*THE DATA*.
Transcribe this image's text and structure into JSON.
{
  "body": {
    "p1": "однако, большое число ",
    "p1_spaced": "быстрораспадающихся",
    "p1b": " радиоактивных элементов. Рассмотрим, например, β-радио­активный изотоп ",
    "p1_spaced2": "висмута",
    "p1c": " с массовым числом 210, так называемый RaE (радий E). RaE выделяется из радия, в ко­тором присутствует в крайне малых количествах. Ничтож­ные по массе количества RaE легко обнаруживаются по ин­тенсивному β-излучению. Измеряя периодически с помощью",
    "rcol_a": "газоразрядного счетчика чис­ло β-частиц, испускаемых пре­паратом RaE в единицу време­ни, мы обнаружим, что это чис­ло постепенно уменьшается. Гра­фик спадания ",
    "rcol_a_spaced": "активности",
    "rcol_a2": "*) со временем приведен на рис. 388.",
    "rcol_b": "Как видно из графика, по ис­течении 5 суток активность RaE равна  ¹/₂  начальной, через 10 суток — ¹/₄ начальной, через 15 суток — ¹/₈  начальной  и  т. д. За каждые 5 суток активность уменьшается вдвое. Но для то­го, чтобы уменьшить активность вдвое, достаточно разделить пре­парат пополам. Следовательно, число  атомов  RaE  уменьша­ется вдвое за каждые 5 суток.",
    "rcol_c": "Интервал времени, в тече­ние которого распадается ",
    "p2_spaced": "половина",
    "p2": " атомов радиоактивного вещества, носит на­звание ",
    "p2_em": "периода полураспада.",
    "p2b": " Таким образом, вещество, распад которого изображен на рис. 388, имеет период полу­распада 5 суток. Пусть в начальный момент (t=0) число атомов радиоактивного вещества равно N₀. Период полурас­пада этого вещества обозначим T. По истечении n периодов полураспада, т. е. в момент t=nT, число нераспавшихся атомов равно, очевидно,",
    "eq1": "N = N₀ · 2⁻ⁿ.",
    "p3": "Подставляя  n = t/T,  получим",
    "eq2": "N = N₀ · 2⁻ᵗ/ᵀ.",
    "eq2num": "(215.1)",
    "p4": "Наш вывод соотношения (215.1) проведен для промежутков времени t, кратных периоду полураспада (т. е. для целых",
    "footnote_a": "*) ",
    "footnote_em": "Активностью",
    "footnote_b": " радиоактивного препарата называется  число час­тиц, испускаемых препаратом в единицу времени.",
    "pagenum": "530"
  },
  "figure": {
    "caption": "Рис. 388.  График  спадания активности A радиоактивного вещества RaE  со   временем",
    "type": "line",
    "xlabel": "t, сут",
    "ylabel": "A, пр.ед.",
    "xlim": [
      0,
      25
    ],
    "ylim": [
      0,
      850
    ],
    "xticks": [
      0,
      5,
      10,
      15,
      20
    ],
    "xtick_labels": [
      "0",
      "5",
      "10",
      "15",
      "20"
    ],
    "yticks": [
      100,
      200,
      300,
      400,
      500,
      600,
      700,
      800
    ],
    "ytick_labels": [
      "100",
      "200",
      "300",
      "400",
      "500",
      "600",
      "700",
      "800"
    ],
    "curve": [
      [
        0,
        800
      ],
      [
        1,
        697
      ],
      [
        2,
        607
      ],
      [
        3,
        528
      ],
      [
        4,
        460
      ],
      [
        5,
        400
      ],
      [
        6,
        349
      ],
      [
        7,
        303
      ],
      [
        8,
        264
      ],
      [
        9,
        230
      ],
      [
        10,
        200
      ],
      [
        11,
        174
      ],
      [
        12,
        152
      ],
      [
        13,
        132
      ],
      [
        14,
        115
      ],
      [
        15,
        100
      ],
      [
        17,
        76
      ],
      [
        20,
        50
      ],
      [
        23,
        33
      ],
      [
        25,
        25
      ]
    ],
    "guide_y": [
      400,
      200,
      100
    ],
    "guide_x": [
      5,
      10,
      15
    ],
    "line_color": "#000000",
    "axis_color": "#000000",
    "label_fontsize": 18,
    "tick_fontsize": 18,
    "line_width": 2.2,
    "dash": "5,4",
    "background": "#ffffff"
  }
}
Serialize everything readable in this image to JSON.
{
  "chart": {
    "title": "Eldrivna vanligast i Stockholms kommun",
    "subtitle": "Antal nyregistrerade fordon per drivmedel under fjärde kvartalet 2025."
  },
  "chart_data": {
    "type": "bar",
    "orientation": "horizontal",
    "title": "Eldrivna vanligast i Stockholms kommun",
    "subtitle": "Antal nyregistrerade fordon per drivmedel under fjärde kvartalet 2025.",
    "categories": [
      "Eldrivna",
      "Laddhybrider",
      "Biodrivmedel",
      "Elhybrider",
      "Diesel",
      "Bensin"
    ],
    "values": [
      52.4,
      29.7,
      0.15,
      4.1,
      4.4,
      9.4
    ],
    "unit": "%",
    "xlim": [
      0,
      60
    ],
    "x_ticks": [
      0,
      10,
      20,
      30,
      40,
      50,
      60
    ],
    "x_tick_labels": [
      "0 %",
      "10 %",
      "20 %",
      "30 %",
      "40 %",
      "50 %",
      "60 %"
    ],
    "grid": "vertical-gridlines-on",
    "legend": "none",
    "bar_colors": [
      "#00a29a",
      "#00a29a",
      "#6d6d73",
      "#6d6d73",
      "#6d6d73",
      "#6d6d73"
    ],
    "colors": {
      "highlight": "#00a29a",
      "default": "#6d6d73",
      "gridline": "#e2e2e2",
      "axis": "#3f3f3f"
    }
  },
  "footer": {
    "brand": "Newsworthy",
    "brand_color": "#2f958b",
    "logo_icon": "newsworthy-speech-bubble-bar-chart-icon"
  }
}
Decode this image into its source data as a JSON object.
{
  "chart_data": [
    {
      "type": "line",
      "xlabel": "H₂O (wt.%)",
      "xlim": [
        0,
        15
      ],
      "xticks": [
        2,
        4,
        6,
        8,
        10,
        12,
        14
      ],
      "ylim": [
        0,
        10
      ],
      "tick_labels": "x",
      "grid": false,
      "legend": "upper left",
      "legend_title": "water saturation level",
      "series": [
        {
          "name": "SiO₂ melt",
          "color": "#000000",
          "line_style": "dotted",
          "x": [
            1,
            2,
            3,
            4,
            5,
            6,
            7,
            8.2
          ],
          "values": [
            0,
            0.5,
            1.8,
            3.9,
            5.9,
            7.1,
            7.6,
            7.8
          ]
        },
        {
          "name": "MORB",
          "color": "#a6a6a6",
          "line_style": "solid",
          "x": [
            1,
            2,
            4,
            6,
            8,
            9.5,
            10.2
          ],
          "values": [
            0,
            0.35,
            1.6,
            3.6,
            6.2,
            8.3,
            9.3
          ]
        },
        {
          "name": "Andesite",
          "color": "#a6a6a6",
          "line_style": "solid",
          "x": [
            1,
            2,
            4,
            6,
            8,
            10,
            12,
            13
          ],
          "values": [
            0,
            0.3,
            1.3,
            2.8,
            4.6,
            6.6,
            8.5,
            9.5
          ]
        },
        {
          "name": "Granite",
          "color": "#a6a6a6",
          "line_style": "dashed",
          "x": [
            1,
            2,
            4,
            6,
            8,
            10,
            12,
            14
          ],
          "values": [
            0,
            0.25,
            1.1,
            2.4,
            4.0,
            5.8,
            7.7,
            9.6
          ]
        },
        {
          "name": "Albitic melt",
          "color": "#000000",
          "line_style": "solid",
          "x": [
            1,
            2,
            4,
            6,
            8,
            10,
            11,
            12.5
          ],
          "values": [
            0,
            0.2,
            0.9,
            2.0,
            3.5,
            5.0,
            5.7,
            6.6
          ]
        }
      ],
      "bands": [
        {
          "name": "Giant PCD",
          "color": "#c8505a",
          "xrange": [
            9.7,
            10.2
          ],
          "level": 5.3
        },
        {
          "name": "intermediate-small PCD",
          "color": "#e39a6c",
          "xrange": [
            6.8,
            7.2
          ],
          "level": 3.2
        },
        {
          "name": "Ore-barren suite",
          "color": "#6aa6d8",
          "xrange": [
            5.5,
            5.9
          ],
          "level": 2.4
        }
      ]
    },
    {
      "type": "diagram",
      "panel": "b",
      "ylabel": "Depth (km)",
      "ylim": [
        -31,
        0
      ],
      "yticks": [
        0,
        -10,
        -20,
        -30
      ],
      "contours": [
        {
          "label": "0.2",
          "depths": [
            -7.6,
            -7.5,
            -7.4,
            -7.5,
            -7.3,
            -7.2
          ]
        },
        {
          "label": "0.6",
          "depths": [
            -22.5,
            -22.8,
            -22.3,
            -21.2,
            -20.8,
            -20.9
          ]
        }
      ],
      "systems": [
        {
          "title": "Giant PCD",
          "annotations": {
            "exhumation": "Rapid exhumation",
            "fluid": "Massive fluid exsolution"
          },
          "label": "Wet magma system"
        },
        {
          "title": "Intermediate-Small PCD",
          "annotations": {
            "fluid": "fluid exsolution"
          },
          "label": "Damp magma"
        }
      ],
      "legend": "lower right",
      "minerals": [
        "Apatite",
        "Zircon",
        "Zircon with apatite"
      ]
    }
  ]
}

*SET PROBLEM*.
The answer must consist solely of the number of lines in the entries that contain the word "вещества".

*RESPONSE FOR THIS EXERCISE*.
3